EXERCISE PROMPT → Can you update the lines below so that "bid letting" replaces every "bid opening", leaving everything else unchanged?

ITEMS →

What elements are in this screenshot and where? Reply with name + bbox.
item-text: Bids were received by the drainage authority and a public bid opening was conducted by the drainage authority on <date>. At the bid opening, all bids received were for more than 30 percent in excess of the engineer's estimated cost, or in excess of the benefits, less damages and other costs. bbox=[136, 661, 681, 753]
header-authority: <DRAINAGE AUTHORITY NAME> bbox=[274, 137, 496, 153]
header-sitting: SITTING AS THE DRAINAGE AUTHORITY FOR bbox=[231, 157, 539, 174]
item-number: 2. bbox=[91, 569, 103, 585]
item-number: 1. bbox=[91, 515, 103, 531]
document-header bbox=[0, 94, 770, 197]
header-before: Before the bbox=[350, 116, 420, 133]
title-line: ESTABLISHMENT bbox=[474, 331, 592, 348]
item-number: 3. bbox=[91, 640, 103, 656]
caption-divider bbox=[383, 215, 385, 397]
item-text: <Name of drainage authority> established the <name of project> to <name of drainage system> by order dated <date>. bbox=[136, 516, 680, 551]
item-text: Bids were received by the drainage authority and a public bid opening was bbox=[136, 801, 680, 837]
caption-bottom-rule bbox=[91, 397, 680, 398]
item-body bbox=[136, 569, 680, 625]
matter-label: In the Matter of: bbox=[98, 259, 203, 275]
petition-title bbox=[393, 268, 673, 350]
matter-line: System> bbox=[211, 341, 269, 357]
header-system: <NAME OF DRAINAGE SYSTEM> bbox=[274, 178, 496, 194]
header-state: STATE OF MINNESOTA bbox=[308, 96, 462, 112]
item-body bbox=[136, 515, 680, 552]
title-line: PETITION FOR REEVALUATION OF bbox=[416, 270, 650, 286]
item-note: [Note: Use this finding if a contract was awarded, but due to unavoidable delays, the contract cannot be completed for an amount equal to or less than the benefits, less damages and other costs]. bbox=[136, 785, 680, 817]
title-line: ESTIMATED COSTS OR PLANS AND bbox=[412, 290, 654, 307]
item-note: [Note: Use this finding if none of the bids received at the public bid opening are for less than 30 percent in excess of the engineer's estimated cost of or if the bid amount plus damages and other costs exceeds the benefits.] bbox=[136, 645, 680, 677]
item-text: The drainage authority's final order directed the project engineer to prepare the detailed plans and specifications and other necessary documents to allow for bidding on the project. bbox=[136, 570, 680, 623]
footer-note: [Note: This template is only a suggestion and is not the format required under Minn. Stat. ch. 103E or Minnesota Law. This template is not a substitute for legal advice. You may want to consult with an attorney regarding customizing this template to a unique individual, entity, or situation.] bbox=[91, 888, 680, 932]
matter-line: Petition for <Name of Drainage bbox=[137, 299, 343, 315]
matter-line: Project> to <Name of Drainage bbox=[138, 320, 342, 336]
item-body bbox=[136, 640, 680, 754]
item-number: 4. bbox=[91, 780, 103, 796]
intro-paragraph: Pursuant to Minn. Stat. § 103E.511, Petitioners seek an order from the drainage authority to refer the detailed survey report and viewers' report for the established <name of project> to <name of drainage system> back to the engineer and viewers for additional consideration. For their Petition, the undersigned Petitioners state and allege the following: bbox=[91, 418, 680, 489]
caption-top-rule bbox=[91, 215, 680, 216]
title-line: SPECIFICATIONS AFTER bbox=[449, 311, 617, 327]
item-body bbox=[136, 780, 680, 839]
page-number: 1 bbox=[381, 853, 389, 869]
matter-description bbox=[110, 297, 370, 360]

WRITTEN RESPONSE →
What elements are in this screenshot and where? Reply with name + bbox.
item-text: Bids were received by the drainage authority and a public bid letting was conducted by the drainage authority on <date>. At the bid letting, all bids received were for more than 30 percent in excess of the engineer's estimated cost, or in excess of the benefits, less damages and other costs. bbox=[136, 661, 681, 753]
header-authority: <DRAINAGE AUTHORITY NAME> bbox=[274, 137, 496, 153]
header-sitting: SITTING AS THE DRAINAGE AUTHORITY FOR bbox=[231, 157, 539, 174]
item-number: 2. bbox=[91, 569, 103, 585]
item-number: 1. bbox=[91, 515, 103, 531]
document-header bbox=[0, 94, 770, 197]
header-before: Before the bbox=[350, 116, 420, 133]
title-line: ESTABLISHMENT bbox=[474, 331, 592, 348]
item-number: 3. bbox=[91, 640, 103, 656]
caption-divider bbox=[383, 215, 385, 397]
item-text: <Name of drainage authority> established the <name of project> to <name of drainage system> by order dated <date>. bbox=[136, 516, 680, 551]
item-text: Bids were received by the drainage authority and a public bid letting was bbox=[136, 801, 680, 837]
caption-bottom-rule bbox=[91, 397, 680, 398]
item-body bbox=[136, 569, 680, 625]
matter-label: In the Matter of: bbox=[98, 259, 203, 275]
petition-title bbox=[393, 268, 673, 350]
matter-line: System> bbox=[211, 341, 269, 357]
header-system: <NAME OF DRAINAGE SYSTEM> bbox=[274, 178, 496, 194]
header-state: STATE OF MINNESOTA bbox=[308, 96, 462, 112]
item-body bbox=[136, 515, 680, 552]
title-line: PETITION FOR REEVALUATION OF bbox=[416, 270, 650, 286]
item-note: [Note: Use this finding if a contract was awarded, but due to unavoidable delays, the contract cannot be completed for an amount equal to or less than the benefits, less damages and other costs]. bbox=[136, 785, 680, 817]
title-line: ESTIMATED COSTS OR PLANS AND bbox=[412, 290, 654, 307]
item-note: [Note: Use this finding if none of the bids received at the public bid letting are for less than 30 percent in excess of the engineer's estimated cost of or if the bid amount plus damages and other costs exceeds the benefits.] bbox=[136, 645, 680, 677]
item-text: The drainage authority's final order directed the project engineer to prepare the detailed plans and specifications and other necessary documents to allow for bidding on the project. bbox=[136, 570, 680, 623]
footer-note: [Note: This template is only a suggestion and is not the format required under Minn. Stat. ch. 103E or Minnesota Law. This template is not a substitute for legal advice. You may want to consult with an attorney regarding customizing this template to a unique individual, entity, or situation.] bbox=[91, 888, 680, 932]
matter-line: Petition for <Name of Drainage bbox=[137, 299, 343, 315]
matter-line: Project> to <Name of Drainage bbox=[138, 320, 342, 336]
item-body bbox=[136, 640, 680, 754]
item-number: 4. bbox=[91, 780, 103, 796]
intro-paragraph: Pursuant to Minn. Stat. § 103E.511, Petitioners seek an order from the drainage authority to refer the detailed survey report and viewers' report for the established <name of project> to <name of drainage system> back to the engineer and viewers for additional consideration. For their Petition, the undersigned Petitioners state and allege the following: bbox=[91, 418, 680, 489]
caption-top-rule bbox=[91, 215, 680, 216]
title-line: SPECIFICATIONS AFTER bbox=[449, 311, 617, 327]
item-body bbox=[136, 780, 680, 839]
page-number: 1 bbox=[381, 853, 389, 869]
matter-description bbox=[110, 297, 370, 360]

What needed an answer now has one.